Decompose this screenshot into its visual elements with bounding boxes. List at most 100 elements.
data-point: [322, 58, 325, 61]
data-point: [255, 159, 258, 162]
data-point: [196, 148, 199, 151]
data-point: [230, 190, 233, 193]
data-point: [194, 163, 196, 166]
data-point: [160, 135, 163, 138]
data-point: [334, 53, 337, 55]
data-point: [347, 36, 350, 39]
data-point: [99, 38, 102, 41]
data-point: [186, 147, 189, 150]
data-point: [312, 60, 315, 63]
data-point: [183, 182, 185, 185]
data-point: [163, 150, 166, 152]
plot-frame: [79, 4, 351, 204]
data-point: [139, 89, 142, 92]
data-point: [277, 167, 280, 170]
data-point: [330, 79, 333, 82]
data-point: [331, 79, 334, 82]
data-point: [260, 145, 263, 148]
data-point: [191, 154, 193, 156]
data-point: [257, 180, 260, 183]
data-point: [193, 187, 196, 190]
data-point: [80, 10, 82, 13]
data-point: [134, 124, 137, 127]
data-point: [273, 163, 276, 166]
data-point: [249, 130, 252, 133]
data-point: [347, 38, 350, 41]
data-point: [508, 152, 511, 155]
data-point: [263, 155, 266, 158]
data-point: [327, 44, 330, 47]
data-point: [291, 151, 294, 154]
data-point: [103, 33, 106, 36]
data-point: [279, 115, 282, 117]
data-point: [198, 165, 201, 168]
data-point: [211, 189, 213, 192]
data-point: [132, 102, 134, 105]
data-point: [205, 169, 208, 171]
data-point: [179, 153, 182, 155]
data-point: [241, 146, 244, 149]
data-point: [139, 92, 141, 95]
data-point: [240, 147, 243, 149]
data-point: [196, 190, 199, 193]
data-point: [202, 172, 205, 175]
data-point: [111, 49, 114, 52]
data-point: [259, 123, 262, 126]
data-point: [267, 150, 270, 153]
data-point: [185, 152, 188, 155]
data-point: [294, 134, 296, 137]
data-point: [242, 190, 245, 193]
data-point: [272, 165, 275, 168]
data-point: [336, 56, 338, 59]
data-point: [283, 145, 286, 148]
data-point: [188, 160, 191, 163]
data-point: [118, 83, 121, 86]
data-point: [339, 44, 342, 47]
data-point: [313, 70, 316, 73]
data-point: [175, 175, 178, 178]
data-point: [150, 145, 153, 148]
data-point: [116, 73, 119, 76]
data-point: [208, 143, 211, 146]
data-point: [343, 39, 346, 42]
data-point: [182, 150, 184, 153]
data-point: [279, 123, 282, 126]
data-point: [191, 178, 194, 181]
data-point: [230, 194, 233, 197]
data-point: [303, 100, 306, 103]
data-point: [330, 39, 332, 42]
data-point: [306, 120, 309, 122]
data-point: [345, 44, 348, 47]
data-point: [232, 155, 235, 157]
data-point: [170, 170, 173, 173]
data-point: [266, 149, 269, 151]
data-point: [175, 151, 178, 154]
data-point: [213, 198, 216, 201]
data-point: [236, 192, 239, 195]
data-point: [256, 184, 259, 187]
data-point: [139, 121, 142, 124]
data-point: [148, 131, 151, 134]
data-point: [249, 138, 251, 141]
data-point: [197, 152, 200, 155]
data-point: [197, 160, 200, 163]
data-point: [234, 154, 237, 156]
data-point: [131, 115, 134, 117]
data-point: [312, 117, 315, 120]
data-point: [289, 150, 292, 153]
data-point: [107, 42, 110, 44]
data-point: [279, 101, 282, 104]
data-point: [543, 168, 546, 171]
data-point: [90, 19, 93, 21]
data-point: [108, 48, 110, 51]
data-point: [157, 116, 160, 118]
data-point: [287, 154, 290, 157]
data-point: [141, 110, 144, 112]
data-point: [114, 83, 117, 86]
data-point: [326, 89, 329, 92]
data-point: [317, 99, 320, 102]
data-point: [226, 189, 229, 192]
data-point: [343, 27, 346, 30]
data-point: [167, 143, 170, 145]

-=-=-=-=-

BRIEF:
Collect every line of the material above that contains the string "List", and copy each one. Case matters.

EXERCISE ANSWER:
Decompose this screenshot into its visual elements with bounding boxes. List at most 100 elements.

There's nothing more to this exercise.